:: MATERIAL FOR THIS TASK ::

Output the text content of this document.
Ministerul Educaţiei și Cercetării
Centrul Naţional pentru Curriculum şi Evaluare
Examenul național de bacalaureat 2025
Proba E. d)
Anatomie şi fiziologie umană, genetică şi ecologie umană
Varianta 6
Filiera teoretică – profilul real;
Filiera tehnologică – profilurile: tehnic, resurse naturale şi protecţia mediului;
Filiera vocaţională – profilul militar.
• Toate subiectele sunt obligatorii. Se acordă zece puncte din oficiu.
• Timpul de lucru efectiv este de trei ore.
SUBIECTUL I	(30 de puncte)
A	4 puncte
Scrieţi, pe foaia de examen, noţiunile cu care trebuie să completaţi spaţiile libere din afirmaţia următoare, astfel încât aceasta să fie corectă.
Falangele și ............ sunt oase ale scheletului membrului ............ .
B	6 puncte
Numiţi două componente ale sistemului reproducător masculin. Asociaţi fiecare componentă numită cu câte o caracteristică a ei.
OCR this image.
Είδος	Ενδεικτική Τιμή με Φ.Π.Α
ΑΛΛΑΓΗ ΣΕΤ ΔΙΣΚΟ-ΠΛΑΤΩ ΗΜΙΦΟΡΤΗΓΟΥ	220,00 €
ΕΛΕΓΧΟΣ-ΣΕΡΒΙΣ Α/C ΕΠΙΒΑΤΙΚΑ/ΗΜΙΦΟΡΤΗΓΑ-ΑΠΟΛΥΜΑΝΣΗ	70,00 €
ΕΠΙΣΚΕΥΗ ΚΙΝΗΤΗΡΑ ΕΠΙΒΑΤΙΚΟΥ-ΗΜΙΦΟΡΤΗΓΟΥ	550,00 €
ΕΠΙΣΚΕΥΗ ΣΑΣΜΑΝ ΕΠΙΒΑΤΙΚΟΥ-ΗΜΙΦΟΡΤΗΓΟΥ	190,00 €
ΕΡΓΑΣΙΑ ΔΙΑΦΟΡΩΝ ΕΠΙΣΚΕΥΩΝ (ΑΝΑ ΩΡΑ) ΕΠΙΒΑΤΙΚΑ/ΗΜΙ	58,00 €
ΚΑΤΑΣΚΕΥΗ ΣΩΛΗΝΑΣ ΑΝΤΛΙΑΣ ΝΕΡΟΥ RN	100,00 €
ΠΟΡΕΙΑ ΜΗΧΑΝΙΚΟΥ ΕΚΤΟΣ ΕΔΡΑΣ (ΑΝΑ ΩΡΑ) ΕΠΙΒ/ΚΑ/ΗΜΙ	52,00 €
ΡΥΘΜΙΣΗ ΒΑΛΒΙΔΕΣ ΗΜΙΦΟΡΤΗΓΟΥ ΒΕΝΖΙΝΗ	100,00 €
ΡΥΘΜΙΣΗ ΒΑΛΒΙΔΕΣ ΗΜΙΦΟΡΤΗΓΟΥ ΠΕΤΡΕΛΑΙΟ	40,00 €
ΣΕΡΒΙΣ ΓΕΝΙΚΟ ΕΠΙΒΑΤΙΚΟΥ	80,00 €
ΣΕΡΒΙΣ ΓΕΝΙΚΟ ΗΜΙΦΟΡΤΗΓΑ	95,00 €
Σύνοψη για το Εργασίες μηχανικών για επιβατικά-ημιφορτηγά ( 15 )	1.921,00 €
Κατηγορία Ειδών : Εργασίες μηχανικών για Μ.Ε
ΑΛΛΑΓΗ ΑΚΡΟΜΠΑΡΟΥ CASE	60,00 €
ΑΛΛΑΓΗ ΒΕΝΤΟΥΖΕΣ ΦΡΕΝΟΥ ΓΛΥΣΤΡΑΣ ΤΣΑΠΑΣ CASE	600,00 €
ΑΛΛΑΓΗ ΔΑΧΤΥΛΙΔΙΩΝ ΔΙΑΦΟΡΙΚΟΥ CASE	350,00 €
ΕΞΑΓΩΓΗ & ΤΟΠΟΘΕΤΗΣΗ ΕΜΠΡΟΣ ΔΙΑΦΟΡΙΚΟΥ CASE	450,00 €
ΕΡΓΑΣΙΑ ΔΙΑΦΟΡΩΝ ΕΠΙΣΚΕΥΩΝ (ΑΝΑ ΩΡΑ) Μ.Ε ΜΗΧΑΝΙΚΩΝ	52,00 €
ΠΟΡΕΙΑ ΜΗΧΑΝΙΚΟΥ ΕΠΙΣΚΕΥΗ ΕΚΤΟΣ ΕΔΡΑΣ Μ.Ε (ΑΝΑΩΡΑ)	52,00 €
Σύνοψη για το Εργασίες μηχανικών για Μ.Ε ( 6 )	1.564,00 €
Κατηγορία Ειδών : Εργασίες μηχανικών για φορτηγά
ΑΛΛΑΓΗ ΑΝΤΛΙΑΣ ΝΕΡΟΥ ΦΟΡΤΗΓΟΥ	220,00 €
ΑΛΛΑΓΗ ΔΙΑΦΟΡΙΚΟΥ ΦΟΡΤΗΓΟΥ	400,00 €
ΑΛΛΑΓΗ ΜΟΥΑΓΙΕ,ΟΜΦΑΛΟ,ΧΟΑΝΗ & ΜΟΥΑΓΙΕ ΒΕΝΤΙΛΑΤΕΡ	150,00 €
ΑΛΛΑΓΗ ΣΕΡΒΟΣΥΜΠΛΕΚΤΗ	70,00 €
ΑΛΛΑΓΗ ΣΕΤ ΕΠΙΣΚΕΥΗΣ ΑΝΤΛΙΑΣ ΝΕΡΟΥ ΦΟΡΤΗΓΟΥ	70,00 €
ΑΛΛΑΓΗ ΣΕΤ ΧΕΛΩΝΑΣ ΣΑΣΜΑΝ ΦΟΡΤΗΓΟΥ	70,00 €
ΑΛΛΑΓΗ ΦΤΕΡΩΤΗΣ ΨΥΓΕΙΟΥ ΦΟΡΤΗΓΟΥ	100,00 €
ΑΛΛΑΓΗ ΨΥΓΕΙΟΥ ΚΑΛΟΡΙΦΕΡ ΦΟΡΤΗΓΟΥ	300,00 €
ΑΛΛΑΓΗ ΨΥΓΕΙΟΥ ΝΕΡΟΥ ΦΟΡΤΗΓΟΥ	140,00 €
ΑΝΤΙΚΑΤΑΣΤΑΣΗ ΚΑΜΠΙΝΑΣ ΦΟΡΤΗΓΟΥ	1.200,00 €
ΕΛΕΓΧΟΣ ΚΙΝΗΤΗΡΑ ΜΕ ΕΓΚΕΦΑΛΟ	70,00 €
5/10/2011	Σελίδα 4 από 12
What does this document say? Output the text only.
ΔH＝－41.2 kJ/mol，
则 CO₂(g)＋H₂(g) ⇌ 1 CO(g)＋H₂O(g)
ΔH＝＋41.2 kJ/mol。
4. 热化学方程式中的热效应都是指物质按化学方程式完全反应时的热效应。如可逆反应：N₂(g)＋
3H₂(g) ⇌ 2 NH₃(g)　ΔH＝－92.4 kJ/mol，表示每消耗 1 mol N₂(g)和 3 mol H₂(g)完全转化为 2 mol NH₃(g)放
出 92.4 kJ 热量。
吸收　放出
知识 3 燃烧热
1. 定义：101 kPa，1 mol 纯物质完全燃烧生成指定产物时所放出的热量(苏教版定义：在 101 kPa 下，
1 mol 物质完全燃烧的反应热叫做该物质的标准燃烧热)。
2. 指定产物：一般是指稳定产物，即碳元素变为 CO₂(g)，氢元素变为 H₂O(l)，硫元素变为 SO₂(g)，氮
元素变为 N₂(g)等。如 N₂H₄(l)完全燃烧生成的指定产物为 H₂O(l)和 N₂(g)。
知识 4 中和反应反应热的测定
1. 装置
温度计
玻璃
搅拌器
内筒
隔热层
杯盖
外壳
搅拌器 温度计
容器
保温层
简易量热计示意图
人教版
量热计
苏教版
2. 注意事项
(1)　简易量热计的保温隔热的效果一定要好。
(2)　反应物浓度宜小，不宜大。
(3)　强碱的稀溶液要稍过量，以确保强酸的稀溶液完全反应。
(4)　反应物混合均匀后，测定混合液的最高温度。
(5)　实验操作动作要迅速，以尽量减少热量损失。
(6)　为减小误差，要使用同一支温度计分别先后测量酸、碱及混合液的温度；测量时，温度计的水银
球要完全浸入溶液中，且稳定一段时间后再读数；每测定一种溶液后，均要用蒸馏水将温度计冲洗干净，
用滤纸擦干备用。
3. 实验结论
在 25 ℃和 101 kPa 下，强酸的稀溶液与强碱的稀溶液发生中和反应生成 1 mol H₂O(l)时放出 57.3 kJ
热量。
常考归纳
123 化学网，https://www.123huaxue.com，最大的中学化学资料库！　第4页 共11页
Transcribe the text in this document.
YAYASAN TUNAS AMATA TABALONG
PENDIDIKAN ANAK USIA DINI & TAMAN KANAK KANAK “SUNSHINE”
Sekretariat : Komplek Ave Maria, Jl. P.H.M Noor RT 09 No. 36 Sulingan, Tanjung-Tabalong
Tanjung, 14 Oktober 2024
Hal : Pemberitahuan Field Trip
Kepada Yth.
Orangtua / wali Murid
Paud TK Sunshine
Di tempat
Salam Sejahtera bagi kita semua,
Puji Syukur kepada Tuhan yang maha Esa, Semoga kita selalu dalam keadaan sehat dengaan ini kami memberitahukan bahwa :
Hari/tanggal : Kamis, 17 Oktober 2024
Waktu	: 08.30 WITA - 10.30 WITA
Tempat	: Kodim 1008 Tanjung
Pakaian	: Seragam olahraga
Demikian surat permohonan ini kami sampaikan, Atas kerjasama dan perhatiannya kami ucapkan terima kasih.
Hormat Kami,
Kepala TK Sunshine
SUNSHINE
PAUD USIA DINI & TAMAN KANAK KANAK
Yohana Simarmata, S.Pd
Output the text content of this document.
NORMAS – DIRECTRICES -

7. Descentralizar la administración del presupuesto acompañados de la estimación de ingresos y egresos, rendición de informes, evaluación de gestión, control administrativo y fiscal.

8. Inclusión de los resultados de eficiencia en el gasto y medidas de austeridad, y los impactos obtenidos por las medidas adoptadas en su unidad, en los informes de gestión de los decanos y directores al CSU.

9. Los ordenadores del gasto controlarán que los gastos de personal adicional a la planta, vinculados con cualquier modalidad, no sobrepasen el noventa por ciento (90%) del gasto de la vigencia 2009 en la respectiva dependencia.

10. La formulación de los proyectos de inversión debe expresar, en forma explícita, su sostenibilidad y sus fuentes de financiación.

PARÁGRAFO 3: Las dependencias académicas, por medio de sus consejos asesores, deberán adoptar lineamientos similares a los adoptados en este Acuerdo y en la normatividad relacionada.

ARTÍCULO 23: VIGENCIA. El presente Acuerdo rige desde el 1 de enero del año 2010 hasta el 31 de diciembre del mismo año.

:: WHAT TO WORK ON ::
Show the lines from the data above that contain the string "ΑΝΤΛΙΑΣ".

:: RESPONSE TO THIS TASK ::
ΚΑΤΑΣΚΕΥΗ ΣΩΛΗΝΑΣ ΑΝΤΛΙΑΣ ΝΕΡΟΥ RN	100,00 €
ΑΛΛΑΓΗ ΑΝΤΛΙΑΣ ΝΕΡΟΥ ΦΟΡΤΗΓΟΥ	220,00 €
ΑΛΛΑΓΗ ΣΕΤ ΕΠΙΣΚΕΥΗΣ ΑΝΤΛΙΑΣ ΝΕΡΟΥ ΦΟΡΤΗΓΟΥ	70,00 €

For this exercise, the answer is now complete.